PROBLEM TO WORK ON: Gather all lines with "JSON" from the records.

[Stored records]
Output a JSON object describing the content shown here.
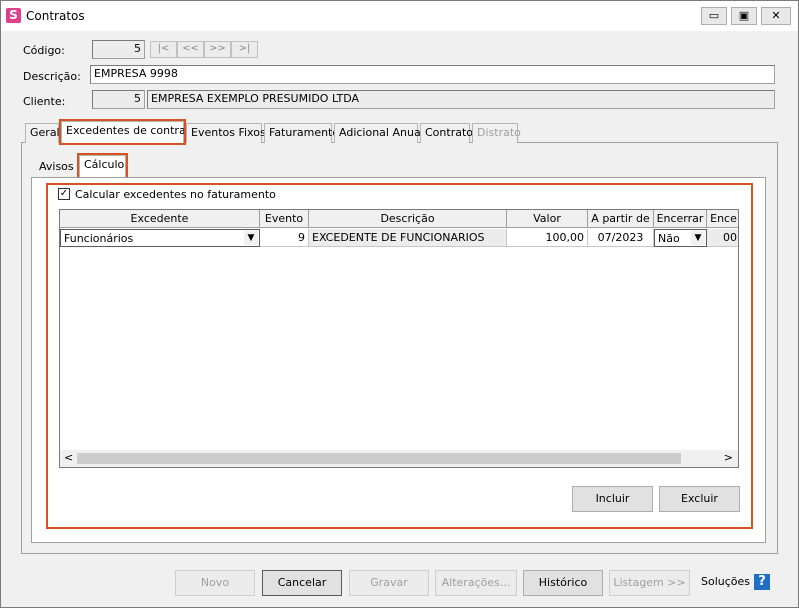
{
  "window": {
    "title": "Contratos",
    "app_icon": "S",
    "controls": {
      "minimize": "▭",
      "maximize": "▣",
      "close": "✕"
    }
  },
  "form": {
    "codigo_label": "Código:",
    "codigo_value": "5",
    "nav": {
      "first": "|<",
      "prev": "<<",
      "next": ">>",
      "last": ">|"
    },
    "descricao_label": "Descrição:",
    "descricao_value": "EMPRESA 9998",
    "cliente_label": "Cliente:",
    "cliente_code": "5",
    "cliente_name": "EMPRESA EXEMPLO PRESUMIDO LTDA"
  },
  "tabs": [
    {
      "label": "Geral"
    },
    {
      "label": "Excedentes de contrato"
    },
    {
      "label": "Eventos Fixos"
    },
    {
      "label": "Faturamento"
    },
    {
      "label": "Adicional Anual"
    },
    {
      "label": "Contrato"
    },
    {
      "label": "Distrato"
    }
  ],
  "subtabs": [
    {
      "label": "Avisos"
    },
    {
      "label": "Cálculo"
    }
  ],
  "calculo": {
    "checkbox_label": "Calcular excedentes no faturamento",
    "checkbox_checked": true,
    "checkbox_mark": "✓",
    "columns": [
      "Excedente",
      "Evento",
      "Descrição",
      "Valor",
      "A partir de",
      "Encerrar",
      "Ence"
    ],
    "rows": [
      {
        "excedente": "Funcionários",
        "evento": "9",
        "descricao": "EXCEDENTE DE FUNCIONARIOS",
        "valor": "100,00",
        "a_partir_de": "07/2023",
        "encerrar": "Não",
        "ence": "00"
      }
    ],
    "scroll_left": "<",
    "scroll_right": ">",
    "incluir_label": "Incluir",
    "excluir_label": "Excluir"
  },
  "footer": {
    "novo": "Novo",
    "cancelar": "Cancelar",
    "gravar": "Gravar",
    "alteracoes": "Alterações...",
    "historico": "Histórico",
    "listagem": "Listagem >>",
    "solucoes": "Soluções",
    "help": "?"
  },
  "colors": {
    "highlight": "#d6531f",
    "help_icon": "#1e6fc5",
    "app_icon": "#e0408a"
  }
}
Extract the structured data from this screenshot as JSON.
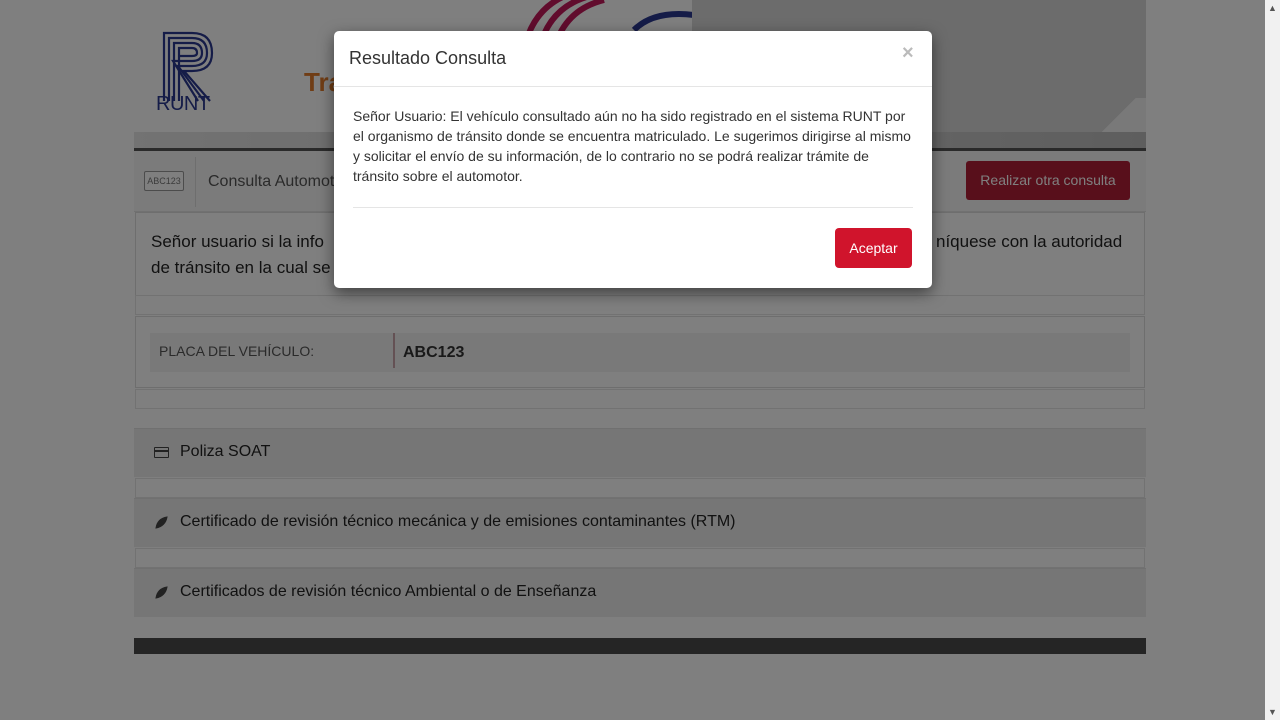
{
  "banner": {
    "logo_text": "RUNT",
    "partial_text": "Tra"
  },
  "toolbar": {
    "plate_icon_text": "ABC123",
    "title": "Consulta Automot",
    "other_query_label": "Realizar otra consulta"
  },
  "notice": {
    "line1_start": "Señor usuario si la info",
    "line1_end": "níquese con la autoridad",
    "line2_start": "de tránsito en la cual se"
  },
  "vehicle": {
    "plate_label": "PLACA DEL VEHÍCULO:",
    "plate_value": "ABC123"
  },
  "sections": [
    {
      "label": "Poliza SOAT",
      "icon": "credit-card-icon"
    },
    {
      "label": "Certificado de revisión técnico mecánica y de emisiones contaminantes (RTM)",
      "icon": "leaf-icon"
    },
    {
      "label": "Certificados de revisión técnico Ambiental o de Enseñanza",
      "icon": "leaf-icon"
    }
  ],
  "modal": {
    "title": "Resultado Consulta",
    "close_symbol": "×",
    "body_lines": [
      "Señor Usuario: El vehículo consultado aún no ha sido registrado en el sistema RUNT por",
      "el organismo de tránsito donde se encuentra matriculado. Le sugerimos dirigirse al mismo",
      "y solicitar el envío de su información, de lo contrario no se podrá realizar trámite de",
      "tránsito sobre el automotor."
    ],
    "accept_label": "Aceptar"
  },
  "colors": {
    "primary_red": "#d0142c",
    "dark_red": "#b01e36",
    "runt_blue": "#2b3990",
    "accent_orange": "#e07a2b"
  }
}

RESPONSE:
Output a JSON object describing the content shown here.
Extract the structured data from this screenshot as JSON.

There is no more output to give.